Copia sin cambios las líneas que van desde la primera hasta la que contiene "save-icon — [1219, 153, 1239, 173]", incluidas las dos.

────────────────────────────────────────

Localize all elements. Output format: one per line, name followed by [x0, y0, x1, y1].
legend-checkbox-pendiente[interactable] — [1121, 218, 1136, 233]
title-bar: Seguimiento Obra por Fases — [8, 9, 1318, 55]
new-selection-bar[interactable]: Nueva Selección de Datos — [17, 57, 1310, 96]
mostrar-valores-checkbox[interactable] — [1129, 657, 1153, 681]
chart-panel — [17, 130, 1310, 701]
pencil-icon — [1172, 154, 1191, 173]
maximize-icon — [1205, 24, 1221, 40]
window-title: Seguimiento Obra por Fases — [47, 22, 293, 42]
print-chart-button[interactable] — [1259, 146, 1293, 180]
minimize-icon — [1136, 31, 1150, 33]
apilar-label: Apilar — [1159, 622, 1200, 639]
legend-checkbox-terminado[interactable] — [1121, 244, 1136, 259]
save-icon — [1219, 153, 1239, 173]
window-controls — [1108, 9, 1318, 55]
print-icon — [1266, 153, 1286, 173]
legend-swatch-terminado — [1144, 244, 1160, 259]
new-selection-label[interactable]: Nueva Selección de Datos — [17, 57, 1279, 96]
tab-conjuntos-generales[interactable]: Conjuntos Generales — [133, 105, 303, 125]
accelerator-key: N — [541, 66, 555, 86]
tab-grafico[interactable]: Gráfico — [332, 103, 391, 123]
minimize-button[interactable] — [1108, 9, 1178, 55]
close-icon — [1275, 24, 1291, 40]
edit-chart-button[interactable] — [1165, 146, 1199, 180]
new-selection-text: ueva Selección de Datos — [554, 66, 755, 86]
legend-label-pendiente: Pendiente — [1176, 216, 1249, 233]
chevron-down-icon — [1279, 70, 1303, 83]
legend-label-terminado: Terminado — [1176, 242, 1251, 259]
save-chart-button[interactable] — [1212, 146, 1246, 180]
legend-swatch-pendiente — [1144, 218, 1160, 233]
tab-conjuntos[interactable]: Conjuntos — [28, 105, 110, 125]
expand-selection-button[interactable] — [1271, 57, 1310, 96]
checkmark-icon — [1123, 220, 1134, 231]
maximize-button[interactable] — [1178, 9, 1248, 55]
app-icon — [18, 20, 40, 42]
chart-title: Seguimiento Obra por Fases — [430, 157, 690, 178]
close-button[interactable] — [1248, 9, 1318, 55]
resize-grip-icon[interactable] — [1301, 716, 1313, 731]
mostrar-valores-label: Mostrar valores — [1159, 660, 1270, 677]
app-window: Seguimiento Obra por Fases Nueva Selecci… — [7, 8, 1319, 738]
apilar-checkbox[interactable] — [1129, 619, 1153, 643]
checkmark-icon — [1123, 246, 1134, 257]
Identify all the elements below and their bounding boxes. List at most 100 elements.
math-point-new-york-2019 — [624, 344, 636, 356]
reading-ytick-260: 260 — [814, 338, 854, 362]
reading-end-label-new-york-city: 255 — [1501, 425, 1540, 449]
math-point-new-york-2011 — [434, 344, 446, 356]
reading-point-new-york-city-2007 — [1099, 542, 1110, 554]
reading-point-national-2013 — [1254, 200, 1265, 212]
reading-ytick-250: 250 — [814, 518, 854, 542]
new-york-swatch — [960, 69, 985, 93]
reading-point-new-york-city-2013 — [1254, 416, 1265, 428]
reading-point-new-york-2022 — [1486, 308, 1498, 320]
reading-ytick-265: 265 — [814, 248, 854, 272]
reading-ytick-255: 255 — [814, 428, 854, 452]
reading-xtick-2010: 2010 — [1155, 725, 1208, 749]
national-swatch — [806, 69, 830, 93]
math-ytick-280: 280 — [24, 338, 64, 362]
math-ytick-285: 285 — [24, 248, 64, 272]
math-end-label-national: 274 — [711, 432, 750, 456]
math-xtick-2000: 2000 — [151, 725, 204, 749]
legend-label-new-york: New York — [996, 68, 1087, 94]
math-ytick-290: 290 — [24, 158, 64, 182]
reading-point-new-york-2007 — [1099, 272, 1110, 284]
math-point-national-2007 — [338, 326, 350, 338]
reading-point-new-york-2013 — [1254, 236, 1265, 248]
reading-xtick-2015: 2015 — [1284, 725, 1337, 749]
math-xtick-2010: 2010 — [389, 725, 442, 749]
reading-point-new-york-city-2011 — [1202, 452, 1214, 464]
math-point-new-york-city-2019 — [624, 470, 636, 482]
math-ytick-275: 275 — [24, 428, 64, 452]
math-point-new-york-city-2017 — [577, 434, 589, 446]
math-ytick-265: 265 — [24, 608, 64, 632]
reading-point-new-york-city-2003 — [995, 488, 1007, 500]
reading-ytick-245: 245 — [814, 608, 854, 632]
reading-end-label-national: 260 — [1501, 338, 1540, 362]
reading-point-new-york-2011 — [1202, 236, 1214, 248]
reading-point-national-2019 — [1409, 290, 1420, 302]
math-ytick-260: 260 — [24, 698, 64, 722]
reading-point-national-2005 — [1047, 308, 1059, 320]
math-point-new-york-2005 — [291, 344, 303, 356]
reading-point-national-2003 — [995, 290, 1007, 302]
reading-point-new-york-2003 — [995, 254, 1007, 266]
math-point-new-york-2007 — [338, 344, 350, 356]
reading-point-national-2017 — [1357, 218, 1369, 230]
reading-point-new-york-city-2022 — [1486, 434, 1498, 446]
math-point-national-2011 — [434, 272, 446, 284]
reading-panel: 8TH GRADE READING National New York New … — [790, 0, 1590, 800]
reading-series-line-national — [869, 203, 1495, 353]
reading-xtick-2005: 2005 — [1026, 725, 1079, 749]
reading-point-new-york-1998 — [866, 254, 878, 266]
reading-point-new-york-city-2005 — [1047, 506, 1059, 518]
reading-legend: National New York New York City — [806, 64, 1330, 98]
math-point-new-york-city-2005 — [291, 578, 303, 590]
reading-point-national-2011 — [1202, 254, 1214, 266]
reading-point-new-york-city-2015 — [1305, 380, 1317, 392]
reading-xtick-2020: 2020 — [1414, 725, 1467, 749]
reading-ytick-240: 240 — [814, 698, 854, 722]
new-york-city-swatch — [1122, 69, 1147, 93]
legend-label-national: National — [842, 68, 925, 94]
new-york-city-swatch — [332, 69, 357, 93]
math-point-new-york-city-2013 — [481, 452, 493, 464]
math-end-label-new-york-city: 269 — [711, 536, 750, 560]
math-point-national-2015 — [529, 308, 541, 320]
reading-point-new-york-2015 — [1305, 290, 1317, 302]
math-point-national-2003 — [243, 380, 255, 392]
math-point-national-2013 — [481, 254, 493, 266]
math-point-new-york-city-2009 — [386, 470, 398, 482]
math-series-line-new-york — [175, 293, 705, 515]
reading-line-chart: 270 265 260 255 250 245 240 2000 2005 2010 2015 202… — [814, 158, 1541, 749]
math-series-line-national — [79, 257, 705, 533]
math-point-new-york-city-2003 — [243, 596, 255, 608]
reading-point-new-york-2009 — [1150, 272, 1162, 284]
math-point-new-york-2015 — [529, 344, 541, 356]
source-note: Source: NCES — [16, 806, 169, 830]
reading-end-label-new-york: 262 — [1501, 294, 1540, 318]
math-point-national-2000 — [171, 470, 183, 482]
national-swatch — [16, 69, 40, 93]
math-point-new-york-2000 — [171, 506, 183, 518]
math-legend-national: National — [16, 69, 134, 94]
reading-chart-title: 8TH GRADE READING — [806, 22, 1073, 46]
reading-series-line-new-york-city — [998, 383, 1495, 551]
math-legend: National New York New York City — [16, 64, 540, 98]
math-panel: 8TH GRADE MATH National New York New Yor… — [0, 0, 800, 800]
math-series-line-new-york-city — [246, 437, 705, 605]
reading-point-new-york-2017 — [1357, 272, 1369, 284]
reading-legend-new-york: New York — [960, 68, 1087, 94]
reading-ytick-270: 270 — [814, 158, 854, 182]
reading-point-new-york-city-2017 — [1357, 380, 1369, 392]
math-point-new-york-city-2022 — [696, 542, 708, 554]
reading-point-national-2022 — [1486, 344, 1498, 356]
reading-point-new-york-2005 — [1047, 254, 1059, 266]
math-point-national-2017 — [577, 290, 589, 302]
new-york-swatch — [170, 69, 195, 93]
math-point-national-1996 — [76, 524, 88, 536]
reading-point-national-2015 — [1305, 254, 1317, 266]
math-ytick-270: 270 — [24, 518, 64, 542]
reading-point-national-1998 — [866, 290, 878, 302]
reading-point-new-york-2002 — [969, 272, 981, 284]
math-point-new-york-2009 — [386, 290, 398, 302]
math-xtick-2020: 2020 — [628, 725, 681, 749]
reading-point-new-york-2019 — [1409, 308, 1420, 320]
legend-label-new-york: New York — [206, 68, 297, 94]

────────────────────────────────────────

RESPUESTA:
Localize all elements. Output format: one per line, name followed by [x0, y0, x1, y1].
legend-checkbox-pendiente[interactable] — [1121, 218, 1136, 233]
title-bar: Seguimiento Obra por Fases — [8, 9, 1318, 55]
new-selection-bar[interactable]: Nueva Selección de Datos — [17, 57, 1310, 96]
mostrar-valores-checkbox[interactable] — [1129, 657, 1153, 681]
chart-panel — [17, 130, 1310, 701]
pencil-icon — [1172, 154, 1191, 173]
maximize-icon — [1205, 24, 1221, 40]
window-title: Seguimiento Obra por Fases — [47, 22, 293, 42]
print-chart-button[interactable] — [1259, 146, 1293, 180]
minimize-icon — [1136, 31, 1150, 33]
apilar-label: Apilar — [1159, 622, 1200, 639]
legend-checkbox-terminado[interactable] — [1121, 244, 1136, 259]
save-icon — [1219, 153, 1239, 173]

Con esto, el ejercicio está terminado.